Ausgewählter Auszug =>
Nach Angaben der in London ansässigen Hilfsorganisation für bedrohte Völker 'Survival International' (SI) haben die Jarawa, die Onge, die Sentinelesen und die Andamanesen vermutlich wenige oder keine Toten zu beklagen. Sie leben sehr zurückgezogen auf ihren Inseln.

Über die etwa 380 Shompen auf Great Nicobar gibt es noch keine Auskünfte. Laut SI ist die Hoffnung auf positive Nachrichten jedoch groß, da sich diese Gruppe eher in den Wäldern des Inselinneren als an der Küste aufhält.

Anders stellt sich die Situation bei den stärker integrierten Nikobaresen dar. Ihre zwölf Dörfer auf der Insel Car Nicobar sind völlig zerstört. Ersten Berichten zufolge sind 3.500 der etwa 30.000 Mitglieder des Volkes tot oder gelten als vermisst.

Bislang gibt es auf dem gesamten, aus 550 Inseln mit schätzungsweise 350.000 Bewohnern bestehenden Archipel rund 1.000 bestätigte Todesfälle. Hilfsagenturen sagen jedoch ein mögliches Ansteigen dieser Zahl auf bis zu 20.000 voraus. Unter den bisher identifizierten Opfern befinden sich auch Hunderte indischer Militärangehöriger von einem Luftwaffenstützpunkt.

Andamanen und Nikobaren liegen nahe an Burma und Thailand, gehören aber politisch zu Indien. Die Inselkette erstreckt sich über knapp 700 Kilometer. Sie befindet sich etwa 640 Kilometer nördlich vom Epizentrum des Bebens, das am 26. Dezember den verheerenden Tsunami mit vermutlich 165.000 Todesopfern ausgelöst hatte.

Fremdhilfe wahrscheinlich nicht notwendig

Anders als die meisten Menschen in den betroffenen Küstenregionen um den Indischen Ozen und in Afrika werden die abgeschieden lebenden indigenen Inselvölker weniger mit den Folgen der Naturkatastrophe zu kämpfen haben. Dies erläutert die SI-Kampagnenchefin für die Andamanen, Sophie Grig, im Gespräch mit IPS.

Anforderungen =>
Bearbeite bitte den Auszug: Gib ihn beginnend bei „Nach Angaben der“ und endend bei „gelten als vermisst.“ wieder und ersetze darin „Great Nicobar“ durch „Groß-Nikobar“.

Bereitgestellte Daten =>

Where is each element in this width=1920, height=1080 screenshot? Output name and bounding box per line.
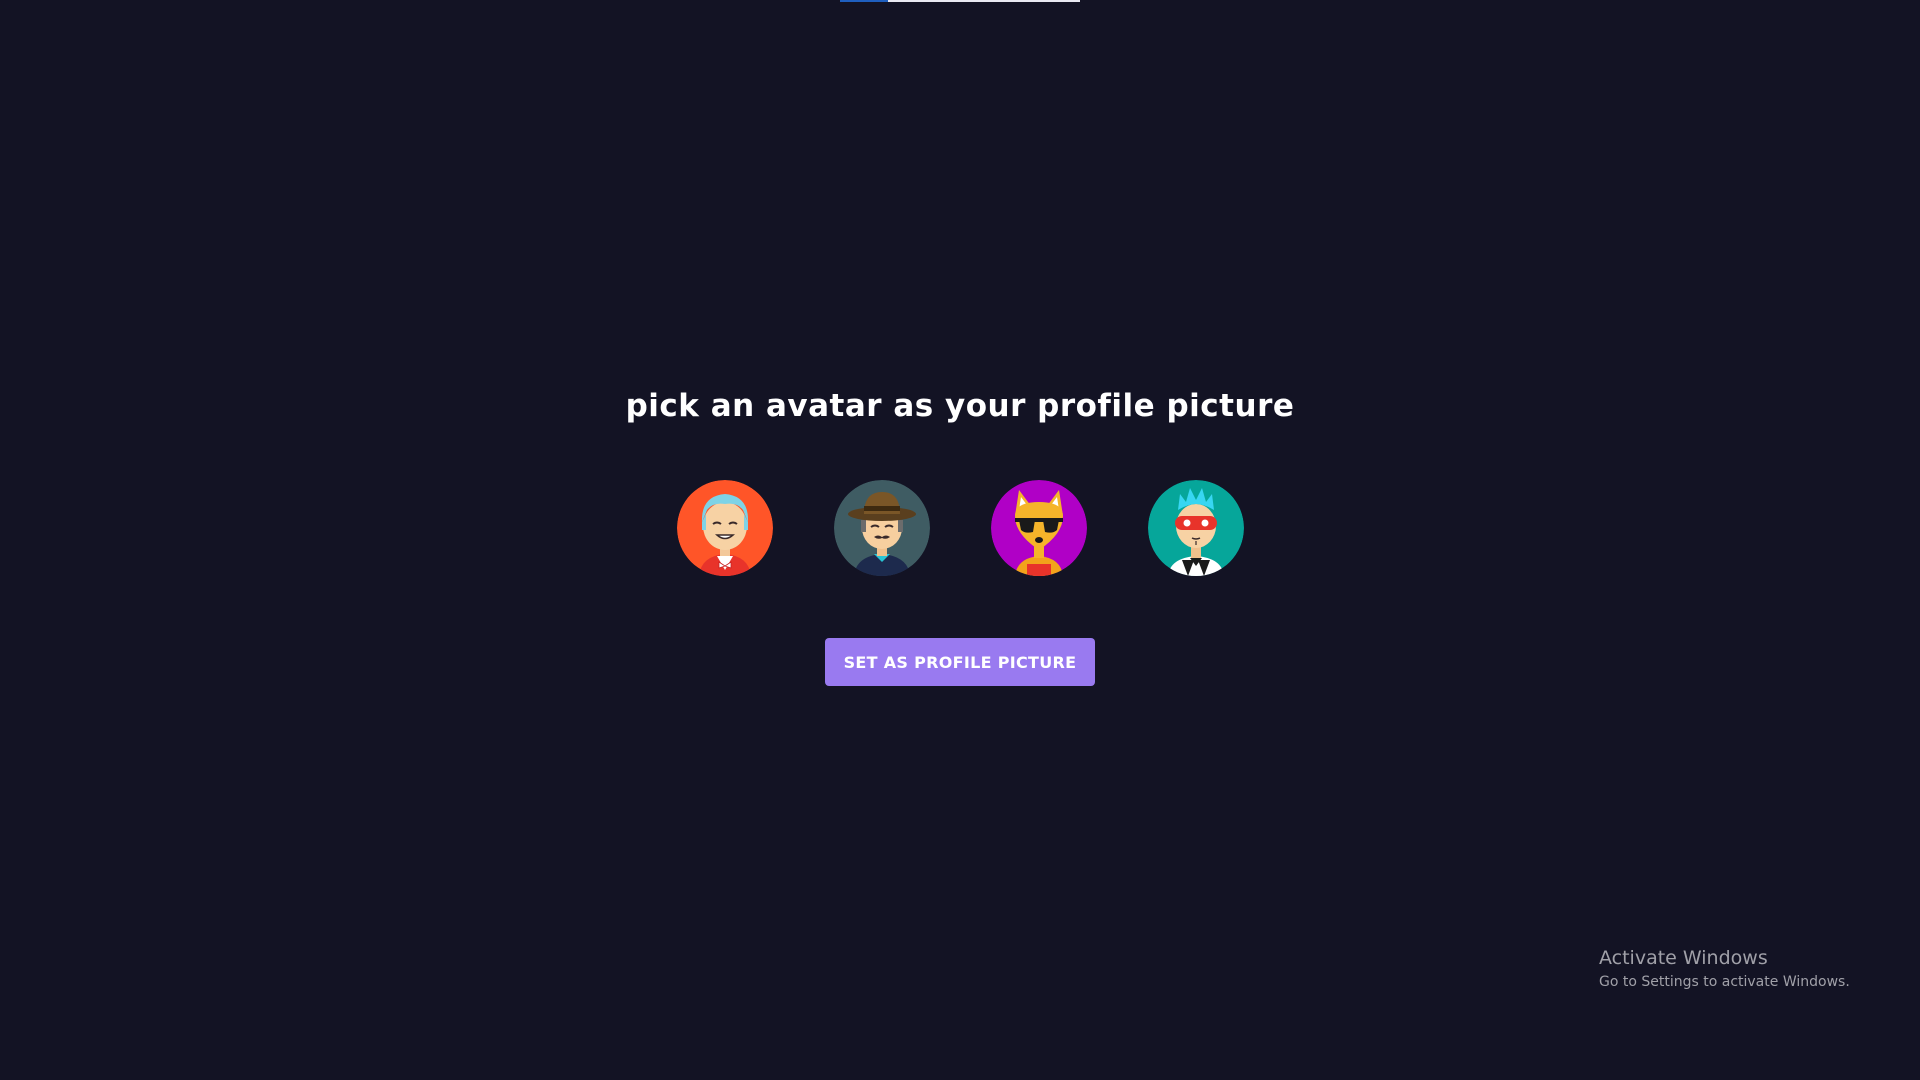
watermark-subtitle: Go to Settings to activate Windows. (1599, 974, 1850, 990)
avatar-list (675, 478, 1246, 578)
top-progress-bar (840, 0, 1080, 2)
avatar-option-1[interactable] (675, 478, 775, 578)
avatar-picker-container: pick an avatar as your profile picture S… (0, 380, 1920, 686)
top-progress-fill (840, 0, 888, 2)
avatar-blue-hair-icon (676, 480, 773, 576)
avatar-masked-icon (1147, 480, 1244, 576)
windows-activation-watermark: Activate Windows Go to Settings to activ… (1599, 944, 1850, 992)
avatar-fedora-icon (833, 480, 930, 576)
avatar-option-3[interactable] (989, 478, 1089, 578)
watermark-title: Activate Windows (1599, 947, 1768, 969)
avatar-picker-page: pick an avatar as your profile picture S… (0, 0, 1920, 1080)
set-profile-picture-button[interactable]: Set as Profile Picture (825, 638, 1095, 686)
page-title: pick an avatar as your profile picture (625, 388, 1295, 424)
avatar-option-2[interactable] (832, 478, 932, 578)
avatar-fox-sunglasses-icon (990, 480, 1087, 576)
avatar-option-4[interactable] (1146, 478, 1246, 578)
...
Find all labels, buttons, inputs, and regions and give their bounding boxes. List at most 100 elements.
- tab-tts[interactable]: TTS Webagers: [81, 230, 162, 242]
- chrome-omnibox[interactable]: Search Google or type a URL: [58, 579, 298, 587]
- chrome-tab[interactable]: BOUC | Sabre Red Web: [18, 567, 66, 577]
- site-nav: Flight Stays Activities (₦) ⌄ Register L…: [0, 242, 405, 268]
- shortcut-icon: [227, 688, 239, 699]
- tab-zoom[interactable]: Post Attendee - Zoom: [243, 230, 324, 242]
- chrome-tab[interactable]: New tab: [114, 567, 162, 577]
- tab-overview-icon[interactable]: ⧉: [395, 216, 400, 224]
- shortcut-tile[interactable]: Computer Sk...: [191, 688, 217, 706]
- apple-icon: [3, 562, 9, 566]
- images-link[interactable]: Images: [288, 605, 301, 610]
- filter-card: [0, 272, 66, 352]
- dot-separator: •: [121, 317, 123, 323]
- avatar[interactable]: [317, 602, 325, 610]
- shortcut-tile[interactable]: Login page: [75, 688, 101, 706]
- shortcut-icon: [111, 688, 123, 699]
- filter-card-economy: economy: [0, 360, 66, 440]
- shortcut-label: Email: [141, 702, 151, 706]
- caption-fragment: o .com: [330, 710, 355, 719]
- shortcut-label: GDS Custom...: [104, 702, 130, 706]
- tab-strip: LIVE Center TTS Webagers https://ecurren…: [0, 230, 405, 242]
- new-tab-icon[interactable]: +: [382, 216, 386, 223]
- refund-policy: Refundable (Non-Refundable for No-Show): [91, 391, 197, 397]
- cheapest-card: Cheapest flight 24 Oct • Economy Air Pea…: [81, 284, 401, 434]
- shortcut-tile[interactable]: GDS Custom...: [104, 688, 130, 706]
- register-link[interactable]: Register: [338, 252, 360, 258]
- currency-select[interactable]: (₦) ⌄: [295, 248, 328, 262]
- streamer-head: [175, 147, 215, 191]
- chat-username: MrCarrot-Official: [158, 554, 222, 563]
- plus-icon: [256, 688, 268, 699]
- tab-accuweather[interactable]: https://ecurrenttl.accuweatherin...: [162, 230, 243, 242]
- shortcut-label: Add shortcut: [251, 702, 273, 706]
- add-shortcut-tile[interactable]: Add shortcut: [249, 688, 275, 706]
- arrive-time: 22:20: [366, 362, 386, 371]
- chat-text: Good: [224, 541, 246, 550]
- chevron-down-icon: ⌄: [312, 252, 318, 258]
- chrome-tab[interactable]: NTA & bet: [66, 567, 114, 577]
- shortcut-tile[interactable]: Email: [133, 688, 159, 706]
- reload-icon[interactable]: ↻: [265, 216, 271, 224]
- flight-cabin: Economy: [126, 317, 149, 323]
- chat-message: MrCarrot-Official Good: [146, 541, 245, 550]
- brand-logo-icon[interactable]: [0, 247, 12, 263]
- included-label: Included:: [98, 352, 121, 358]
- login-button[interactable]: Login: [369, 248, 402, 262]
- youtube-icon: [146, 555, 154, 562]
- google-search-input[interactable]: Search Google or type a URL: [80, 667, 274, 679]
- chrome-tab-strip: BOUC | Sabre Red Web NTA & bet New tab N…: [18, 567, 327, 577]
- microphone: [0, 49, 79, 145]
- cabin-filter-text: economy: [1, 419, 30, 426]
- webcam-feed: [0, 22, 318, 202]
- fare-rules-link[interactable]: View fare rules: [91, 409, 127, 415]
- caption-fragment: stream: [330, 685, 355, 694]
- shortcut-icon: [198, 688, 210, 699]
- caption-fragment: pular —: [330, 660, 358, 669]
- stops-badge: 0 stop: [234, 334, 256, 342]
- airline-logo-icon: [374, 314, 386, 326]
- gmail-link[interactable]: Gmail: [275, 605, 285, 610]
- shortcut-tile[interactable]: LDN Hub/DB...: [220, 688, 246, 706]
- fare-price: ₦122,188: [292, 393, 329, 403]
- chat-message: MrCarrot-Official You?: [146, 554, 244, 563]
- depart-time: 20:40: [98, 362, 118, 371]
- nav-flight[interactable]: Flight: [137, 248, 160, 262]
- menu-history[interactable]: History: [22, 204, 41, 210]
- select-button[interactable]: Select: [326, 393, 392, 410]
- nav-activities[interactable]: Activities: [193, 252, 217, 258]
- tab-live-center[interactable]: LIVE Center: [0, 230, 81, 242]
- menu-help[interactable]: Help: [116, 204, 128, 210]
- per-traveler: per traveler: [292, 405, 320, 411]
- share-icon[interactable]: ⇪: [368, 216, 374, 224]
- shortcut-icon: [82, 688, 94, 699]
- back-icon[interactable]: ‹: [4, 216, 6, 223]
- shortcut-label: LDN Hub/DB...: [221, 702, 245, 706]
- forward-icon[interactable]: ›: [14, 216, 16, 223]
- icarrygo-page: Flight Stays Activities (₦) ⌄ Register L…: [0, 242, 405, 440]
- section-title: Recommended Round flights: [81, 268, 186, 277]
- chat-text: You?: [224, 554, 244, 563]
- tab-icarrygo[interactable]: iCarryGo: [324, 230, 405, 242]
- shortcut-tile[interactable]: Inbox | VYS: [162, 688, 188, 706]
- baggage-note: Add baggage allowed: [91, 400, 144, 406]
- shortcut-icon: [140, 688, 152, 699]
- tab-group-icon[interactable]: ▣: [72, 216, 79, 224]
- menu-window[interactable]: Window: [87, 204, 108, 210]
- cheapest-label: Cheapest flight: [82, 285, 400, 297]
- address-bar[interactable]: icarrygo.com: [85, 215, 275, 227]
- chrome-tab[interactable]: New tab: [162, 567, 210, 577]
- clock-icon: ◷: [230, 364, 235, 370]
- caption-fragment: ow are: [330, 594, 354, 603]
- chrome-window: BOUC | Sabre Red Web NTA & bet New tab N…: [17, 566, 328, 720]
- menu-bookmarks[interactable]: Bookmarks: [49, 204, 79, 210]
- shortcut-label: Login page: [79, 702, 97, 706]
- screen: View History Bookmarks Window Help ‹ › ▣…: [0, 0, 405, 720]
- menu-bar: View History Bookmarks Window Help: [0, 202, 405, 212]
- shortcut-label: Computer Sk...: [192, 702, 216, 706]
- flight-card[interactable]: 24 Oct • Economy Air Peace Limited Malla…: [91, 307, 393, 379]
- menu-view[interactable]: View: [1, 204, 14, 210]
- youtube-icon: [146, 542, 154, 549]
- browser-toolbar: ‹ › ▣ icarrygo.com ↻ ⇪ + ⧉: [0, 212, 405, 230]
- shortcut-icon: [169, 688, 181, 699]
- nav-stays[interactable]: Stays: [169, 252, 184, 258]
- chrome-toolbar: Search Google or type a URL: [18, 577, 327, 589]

Ergebnis folgt =>
Nach Angaben der in London ansässigen Hilfsorganisation für bedrohte Völker 'Survival International' (SI) haben die Jarawa, die Onge, die Sentinelesen und die Andamanesen vermutlich wenige oder keine Toten zu beklagen. Sie leben sehr zurückgezogen auf ihren Inseln.

Über die etwa 380 Shompen auf Groß-Nikobar gibt es noch keine Auskünfte. Laut SI ist die Hoffnung auf positive Nachrichten jedoch groß, da sich diese Gruppe eher in den Wäldern des Inselinneren als an der Küste aufhält.

Anders stellt sich die Situation bei den stärker integrierten Nikobaresen dar. Ihre zwölf Dörfer auf der Insel Car Nicobar sind völlig zerstört. Ersten Berichten zufolge sind 3.500 der etwa 30.000 Mitglieder des Volkes tot oder gelten als vermisst.